:: Data for processing
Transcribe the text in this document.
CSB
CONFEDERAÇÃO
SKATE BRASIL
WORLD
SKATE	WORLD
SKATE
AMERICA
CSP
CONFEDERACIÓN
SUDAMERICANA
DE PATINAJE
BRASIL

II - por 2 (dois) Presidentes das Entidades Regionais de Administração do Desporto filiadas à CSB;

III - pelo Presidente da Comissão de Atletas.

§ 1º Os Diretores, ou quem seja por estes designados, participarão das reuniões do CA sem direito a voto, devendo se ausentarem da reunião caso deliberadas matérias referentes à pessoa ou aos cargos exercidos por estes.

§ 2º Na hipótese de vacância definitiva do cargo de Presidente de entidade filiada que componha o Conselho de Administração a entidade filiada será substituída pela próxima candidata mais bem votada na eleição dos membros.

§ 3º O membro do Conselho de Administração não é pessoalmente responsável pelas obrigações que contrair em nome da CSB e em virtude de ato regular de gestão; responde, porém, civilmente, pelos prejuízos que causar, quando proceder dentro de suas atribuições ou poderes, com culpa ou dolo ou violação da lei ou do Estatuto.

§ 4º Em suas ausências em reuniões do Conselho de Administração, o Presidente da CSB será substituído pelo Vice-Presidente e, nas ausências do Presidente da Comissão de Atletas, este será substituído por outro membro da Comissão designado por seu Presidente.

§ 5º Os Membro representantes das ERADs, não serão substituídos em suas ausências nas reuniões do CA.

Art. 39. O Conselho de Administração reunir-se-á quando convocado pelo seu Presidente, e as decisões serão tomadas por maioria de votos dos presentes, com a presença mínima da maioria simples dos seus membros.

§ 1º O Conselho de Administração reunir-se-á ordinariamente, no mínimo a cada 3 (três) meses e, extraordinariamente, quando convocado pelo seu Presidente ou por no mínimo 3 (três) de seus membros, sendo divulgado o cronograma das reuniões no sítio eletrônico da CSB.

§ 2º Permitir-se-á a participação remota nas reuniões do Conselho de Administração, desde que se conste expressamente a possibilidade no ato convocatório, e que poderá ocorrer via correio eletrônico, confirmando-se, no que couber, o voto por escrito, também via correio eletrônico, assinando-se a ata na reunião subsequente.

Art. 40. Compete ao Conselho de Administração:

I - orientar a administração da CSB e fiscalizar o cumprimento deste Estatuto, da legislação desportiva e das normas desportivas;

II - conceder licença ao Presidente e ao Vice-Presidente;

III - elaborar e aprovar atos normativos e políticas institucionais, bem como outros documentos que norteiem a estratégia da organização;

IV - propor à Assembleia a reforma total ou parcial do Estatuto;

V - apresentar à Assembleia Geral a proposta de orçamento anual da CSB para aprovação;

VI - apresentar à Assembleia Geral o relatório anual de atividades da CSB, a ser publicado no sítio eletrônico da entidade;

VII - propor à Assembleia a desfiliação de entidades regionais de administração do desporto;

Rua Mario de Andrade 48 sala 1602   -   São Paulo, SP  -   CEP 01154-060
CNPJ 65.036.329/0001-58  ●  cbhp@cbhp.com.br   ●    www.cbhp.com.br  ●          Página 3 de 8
::::
:: Data for processing
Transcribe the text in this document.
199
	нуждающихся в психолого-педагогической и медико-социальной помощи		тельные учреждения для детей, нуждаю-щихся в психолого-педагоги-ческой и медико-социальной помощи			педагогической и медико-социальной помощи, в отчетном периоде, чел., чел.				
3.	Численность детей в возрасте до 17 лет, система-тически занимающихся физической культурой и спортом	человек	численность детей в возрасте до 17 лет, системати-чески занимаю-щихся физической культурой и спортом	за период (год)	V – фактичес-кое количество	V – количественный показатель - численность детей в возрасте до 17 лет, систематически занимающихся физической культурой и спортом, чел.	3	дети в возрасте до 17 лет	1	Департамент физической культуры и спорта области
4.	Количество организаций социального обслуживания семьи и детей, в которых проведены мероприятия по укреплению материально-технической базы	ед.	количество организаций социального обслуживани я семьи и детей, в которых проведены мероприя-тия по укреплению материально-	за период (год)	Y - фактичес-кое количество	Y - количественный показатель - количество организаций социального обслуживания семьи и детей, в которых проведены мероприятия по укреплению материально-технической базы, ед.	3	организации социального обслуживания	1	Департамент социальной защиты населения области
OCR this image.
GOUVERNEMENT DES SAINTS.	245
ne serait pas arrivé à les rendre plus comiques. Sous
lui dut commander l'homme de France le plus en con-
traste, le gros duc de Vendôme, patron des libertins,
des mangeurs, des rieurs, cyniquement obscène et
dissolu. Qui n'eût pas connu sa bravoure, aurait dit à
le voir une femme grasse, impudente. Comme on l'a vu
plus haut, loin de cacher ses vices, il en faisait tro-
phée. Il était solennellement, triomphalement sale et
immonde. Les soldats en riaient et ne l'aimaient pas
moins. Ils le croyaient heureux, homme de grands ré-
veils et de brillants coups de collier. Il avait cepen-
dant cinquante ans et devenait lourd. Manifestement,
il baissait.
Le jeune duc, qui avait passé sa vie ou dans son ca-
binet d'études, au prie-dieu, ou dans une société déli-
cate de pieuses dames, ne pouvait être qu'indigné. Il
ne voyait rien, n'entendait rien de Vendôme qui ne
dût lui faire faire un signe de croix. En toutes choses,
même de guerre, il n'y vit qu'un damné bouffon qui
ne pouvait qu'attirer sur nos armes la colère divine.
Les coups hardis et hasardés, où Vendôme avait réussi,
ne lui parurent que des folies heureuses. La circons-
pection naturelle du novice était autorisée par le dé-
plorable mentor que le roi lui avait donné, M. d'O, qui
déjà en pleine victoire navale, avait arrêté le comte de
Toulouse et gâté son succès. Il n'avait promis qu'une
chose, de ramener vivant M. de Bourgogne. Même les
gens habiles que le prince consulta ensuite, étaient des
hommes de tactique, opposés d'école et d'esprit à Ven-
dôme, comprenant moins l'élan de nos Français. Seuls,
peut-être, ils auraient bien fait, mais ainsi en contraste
::::
:: Data for processing
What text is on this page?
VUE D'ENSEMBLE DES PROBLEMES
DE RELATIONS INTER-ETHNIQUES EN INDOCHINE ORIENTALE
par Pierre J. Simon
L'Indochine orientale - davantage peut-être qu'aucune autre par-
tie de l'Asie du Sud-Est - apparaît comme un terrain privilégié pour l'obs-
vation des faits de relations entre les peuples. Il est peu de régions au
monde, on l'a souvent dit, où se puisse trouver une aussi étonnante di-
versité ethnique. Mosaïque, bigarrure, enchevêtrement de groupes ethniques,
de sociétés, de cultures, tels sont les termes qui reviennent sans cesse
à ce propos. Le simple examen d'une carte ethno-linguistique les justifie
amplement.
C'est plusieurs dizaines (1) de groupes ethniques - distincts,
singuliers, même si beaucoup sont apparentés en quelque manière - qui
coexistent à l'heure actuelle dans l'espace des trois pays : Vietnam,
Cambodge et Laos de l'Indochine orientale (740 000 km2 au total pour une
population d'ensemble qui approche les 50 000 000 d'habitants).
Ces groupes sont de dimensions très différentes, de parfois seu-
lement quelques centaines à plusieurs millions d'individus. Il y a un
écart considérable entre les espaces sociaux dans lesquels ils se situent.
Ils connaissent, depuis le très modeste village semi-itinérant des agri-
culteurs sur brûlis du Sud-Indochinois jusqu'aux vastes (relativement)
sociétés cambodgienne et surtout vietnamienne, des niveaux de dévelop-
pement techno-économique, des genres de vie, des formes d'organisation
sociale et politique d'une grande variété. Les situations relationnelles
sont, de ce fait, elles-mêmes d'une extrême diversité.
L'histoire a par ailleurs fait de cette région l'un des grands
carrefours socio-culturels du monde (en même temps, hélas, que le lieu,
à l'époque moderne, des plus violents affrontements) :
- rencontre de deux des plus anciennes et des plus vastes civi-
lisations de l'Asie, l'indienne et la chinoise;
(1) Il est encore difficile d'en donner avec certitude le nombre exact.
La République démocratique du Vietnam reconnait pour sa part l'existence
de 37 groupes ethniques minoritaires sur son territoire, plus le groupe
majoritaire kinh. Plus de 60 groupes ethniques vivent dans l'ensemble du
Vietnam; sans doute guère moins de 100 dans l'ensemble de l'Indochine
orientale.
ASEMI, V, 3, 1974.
::::
▶ **Work to complete**:
Search the records for the word "plusieurs". Copy every line that has it.

▶ **Solution to this exercise**:
C'est plusieurs dizaines (1) de groupes ethniques - distincts,
lement quelques centaines à plusieurs millions d'individus. Il y a un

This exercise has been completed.